» **SUPPLIED DATA**

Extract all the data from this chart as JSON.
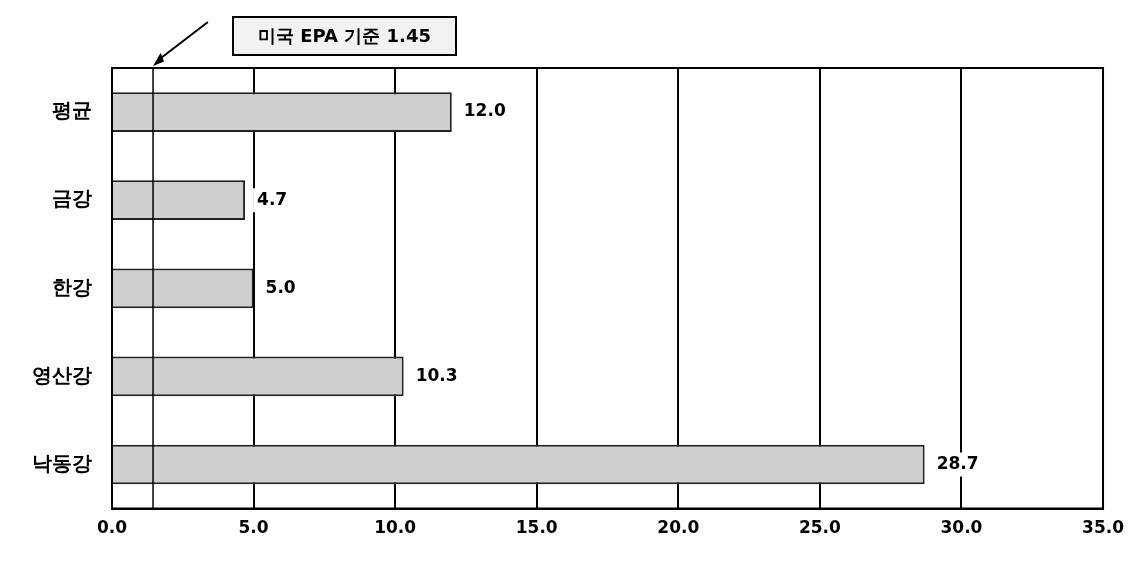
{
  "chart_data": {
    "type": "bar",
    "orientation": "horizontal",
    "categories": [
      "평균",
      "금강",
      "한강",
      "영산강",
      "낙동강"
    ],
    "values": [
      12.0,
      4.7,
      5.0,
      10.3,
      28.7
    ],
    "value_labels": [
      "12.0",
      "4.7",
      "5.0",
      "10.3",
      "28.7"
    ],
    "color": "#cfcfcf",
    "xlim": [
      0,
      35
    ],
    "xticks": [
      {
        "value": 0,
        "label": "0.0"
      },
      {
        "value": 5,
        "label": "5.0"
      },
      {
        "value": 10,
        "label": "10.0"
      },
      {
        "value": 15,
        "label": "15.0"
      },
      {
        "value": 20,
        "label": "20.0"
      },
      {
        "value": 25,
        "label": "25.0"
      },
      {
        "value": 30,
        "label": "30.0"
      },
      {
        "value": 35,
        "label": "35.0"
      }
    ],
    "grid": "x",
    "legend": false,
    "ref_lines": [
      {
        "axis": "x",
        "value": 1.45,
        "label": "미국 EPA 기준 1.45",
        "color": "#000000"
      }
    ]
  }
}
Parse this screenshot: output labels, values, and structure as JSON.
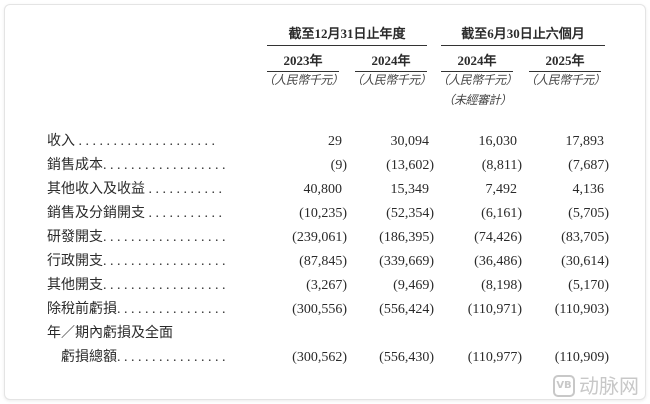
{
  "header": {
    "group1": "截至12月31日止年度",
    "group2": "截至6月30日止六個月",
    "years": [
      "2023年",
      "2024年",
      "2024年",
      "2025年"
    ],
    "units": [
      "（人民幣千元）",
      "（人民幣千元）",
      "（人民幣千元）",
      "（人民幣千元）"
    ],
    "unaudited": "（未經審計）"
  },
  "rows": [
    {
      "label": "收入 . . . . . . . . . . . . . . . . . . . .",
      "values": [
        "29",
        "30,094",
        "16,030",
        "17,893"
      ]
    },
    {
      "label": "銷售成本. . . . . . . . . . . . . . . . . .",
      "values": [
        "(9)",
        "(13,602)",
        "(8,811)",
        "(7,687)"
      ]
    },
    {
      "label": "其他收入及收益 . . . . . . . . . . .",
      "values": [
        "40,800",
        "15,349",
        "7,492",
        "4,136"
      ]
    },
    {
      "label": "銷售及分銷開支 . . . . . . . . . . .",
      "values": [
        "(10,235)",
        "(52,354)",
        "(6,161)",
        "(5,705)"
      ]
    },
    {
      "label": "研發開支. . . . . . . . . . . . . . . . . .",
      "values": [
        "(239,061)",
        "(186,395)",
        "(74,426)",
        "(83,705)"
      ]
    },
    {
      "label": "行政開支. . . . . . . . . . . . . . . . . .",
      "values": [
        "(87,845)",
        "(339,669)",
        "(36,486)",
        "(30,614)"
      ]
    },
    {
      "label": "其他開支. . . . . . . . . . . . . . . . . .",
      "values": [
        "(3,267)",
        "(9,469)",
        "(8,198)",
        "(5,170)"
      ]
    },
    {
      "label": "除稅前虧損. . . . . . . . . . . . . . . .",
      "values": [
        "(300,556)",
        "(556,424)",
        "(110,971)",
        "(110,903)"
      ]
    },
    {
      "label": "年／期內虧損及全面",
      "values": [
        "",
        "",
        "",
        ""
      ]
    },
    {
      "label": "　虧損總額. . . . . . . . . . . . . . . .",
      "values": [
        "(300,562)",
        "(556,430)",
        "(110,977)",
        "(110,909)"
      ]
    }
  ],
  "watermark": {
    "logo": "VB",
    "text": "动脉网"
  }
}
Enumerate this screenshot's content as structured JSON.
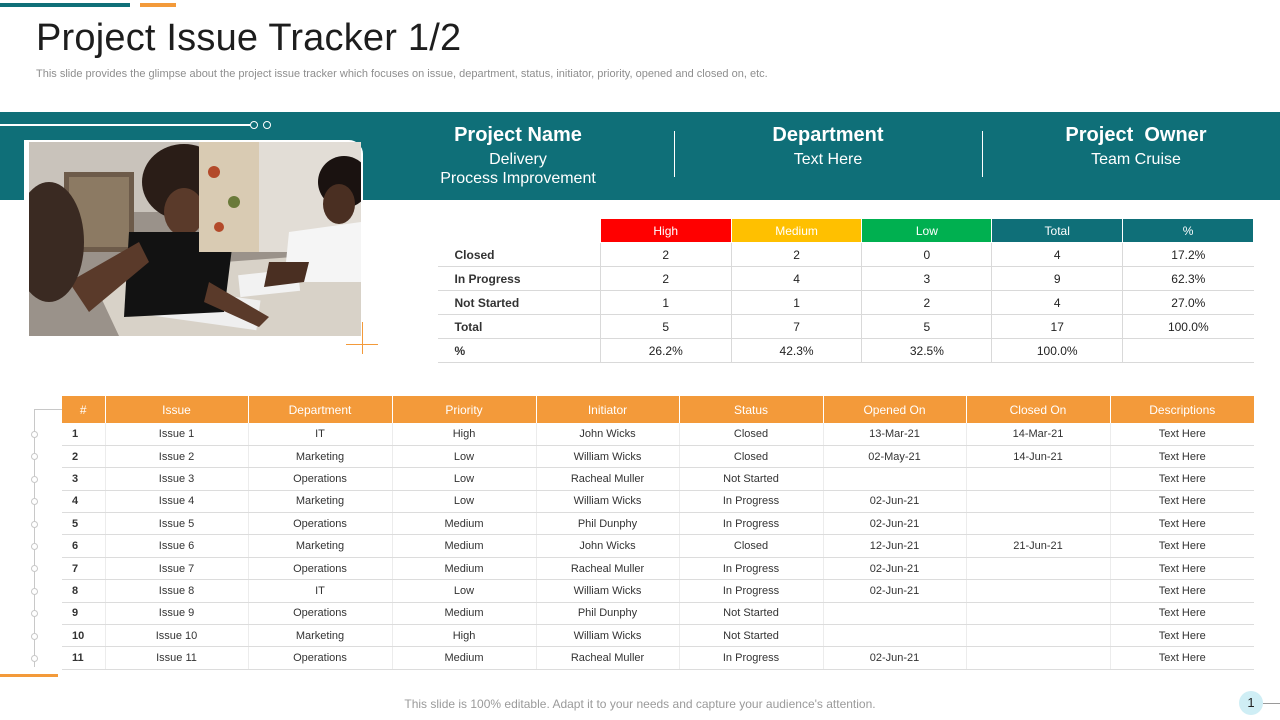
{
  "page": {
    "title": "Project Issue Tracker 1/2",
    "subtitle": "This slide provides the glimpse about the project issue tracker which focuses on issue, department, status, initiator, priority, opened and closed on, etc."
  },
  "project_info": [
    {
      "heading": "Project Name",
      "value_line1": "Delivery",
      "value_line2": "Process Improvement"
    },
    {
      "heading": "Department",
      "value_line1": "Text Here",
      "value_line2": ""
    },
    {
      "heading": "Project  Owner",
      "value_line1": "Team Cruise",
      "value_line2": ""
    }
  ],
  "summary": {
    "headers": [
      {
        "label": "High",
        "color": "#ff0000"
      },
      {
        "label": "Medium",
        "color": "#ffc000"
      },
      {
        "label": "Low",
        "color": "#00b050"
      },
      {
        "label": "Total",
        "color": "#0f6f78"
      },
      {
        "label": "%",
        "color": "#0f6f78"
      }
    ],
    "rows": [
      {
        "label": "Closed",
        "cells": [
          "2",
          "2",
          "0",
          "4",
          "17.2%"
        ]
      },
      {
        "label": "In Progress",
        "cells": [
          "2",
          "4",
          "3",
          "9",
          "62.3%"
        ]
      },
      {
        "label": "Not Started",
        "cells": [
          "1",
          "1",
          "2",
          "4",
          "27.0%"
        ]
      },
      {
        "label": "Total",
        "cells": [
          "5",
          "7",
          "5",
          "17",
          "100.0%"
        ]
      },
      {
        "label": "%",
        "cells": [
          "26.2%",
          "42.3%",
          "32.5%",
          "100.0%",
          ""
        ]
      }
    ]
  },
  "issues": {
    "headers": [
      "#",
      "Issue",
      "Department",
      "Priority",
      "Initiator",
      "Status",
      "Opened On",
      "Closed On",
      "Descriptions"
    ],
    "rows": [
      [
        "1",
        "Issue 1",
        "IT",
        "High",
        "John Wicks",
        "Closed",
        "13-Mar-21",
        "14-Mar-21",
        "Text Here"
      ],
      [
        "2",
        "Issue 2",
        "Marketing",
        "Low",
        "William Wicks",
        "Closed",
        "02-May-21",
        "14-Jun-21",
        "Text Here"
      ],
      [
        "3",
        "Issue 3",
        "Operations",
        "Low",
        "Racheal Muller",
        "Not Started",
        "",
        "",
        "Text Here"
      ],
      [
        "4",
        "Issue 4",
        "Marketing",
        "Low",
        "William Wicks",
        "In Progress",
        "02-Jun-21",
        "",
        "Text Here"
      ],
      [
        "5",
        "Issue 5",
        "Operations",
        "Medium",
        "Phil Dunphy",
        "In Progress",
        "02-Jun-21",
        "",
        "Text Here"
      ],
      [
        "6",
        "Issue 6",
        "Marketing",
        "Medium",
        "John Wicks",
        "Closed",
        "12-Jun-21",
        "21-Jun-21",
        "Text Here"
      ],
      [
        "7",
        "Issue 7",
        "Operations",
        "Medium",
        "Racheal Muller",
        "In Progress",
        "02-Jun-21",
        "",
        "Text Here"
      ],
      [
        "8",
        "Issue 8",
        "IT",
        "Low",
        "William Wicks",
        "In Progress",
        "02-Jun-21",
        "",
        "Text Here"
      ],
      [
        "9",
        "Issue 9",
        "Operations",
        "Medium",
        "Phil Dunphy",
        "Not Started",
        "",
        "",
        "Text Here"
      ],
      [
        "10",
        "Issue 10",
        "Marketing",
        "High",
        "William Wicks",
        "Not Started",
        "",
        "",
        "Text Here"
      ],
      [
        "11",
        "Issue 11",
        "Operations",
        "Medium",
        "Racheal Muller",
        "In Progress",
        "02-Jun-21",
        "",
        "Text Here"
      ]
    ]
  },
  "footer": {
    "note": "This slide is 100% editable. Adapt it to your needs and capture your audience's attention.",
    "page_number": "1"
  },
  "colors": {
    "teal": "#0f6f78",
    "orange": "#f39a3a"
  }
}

» **TASK DETAILS**
Write out the entries above word for word. Do not include the pictures.

» **WRITTEN RESPONSE**
Extract all the data from this chart as JSON.
{
  "chart_data": {
    "type": "bar",
    "orientation": "horizontal",
    "categories": [
      "평균",
      "금강",
      "한강",
      "영산강",
      "낙동강"
    ],
    "values": [
      12.0,
      4.7,
      5.0,
      10.3,
      28.7
    ],
    "value_labels": [
      "12.0",
      "4.7",
      "5.0",
      "10.3",
      "28.7"
    ],
    "color": "#cfcfcf",
    "xlim": [
      0,
      35
    ],
    "xticks": [
      {
        "value": 0,
        "label": "0.0"
      },
      {
        "value": 5,
        "label": "5.0"
      },
      {
        "value": 10,
        "label": "10.0"
      },
      {
        "value": 15,
        "label": "15.0"
      },
      {
        "value": 20,
        "label": "20.0"
      },
      {
        "value": 25,
        "label": "25.0"
      },
      {
        "value": 30,
        "label": "30.0"
      },
      {
        "value": 35,
        "label": "35.0"
      }
    ],
    "grid": "x",
    "legend": false,
    "ref_lines": [
      {
        "axis": "x",
        "value": 1.45,
        "label": "미국 EPA 기준 1.45",
        "color": "#000000"
      }
    ]
  }
}
Parse this screenshot: output labels, values, and structure as JSON.
{
  "header": {
    "group1": "截至12月31日止年度",
    "group2": "截至6月30日止六個月",
    "years": [
      "2023年",
      "2024年",
      "2024年",
      "2025年"
    ],
    "units": [
      "（人民幣千元）",
      "（人民幣千元）",
      "（人民幣千元）",
      "（人民幣千元）"
    ],
    "unaudited": "（未經審計）"
  },
  "rows": [
    {
      "label": "收入 . . . . . . . . . . . . . . . . . . . .",
      "values": [
        "29",
        "30,094",
        "16,030",
        "17,893"
      ]
    },
    {
      "label": "銷售成本. . . . . . . . . . . . . . . . . .",
      "values": [
        "(9)",
        "(13,602)",
        "(8,811)",
        "(7,687)"
      ]
    },
    {
      "label": "其他收入及收益 . . . . . . . . . . .",
      "values": [
        "40,800",
        "15,349",
        "7,492",
        "4,136"
      ]
    },
    {
      "label": "銷售及分銷開支 . . . . . . . . . . .",
      "values": [
        "(10,235)",
        "(52,354)",
        "(6,161)",
        "(5,705)"
      ]
    },
    {
      "label": "研發開支. . . . . . . . . . . . . . . . . .",
      "values": [
        "(239,061)",
        "(186,395)",
        "(74,426)",
        "(83,705)"
      ]
    },
    {
      "label": "行政開支. . . . . . . . . . . . . . . . . .",
      "values": [
        "(87,845)",
        "(339,669)",
        "(36,486)",
        "(30,614)"
      ]
    },
    {
      "label": "其他開支. . . . . . . . . . . . . . . . . .",
      "values": [
        "(3,267)",
        "(9,469)",
        "(8,198)",
        "(5,170)"
      ]
    },
    {
      "label": "除稅前虧損. . . . . . . . . . . . . . . .",
      "values": [
        "(300,556)",
        "(556,424)",
        "(110,971)",
        "(110,903)"
      ]
    },
    {
      "label": "年／期內虧損及全面",
      "values": [
        "",
        "",
        "",
        ""
      ]
    },
    {
      "label": "　虧損總額. . . . . . . . . . . . . . . .",
      "values": [
        "(300,562)",
        "(556,430)",
        "(110,977)",
        "(110,909)"
      ]
    }
  ],
  "watermark": {
    "logo": "VB",
    "text": "动脉网"
  }
}
Enumerate this screenshot's content as structured JSON.
{
  "page": {
    "title": "Project Issue Tracker 1/2",
    "subtitle": "This slide provides the glimpse about the project issue tracker which focuses on issue, department, status, initiator, priority, opened and closed on, etc."
  },
  "project_info": [
    {
      "heading": "Project Name",
      "value_line1": "Delivery",
      "value_line2": "Process Improvement"
    },
    {
      "heading": "Department",
      "value_line1": "Text Here",
      "value_line2": ""
    },
    {
      "heading": "Project  Owner",
      "value_line1": "Team Cruise",
      "value_line2": ""
    }
  ],
  "summary": {
    "headers": [
      {
        "label": "High",
        "color": "#ff0000"
      },
      {
        "label": "Medium",
        "color": "#ffc000"
      },
      {
        "label": "Low",
        "color": "#00b050"
      },
      {
        "label": "Total",
        "color": "#0f6f78"
      },
      {
        "label": "%",
        "color": "#0f6f78"
      }
    ],
    "rows": [
      {
        "label": "Closed",
        "cells": [
          "2",
          "2",
          "0",
          "4",
          "17.2%"
        ]
      },
      {
        "label": "In Progress",
        "cells": [
          "2",
          "4",
          "3",
          "9",
          "62.3%"
        ]
      },
      {
        "label": "Not Started",
        "cells": [
          "1",
          "1",
          "2",
          "4",
          "27.0%"
        ]
      },
      {
        "label": "Total",
        "cells": [
          "5",
          "7",
          "5",
          "17",
          "100.0%"
        ]
      },
      {
        "label": "%",
        "cells": [
          "26.2%",
          "42.3%",
          "32.5%",
          "100.0%",
          ""
        ]
      }
    ]
  },
  "issues": {
    "headers": [
      "#",
      "Issue",
      "Department",
      "Priority",
      "Initiator",
      "Status",
      "Opened On",
      "Closed On",
      "Descriptions"
    ],
    "rows": [
      [
        "1",
        "Issue 1",
        "IT",
        "High",
        "John Wicks",
        "Closed",
        "13-Mar-21",
        "14-Mar-21",
        "Text Here"
      ],
      [
        "2",
        "Issue 2",
        "Marketing",
        "Low",
        "William Wicks",
        "Closed",
        "02-May-21",
        "14-Jun-21",
        "Text Here"
      ],
      [
        "3",
        "Issue 3",
        "Operations",
        "Low",
        "Racheal Muller",
        "Not Started",
        "",
        "",
        "Text Here"
      ],
      [
        "4",
        "Issue 4",
        "Marketing",
        "Low",
        "William Wicks",
        "In Progress",
        "02-Jun-21",
        "",
        "Text Here"
      ],
      [
        "5",
        "Issue 5",
        "Operations",
        "Medium",
        "Phil Dunphy",
        "In Progress",
        "02-Jun-21",
        "",
        "Text Here"
      ],
      [
        "6",
        "Issue 6",
        "Marketing",
        "Medium",
        "John Wicks",
        "Closed",
        "12-Jun-21",
        "21-Jun-21",
        "Text Here"
      ],
      [
        "7",
        "Issue 7",
        "Operations",
        "Medium",
        "Racheal Muller",
        "In Progress",
        "02-Jun-21",
        "",
        "Text Here"
      ],
      [
        "8",
        "Issue 8",
        "IT",
        "Low",
        "William Wicks",
        "In Progress",
        "02-Jun-21",
        "",
        "Text Here"
      ],
      [
        "9",
        "Issue 9",
        "Operations",
        "Medium",
        "Phil Dunphy",
        "Not Started",
        "",
        "",
        "Text Here"
      ],
      [
        "10",
        "Issue 10",
        "Marketing",
        "High",
        "William Wicks",
        "Not Started",
        "",
        "",
        "Text Here"
      ],
      [
        "11",
        "Issue 11",
        "Operations",
        "Medium",
        "Racheal Muller",
        "In Progress",
        "02-Jun-21",
        "",
        "Text Here"
      ]
    ]
  },
  "footer": {
    "note": "This slide is 100% editable. Adapt it to your needs and capture your audience's attention.",
    "page_number": "1"
  },
  "colors": {
    "teal": "#0f6f78",
    "orange": "#f39a3a"
  }
}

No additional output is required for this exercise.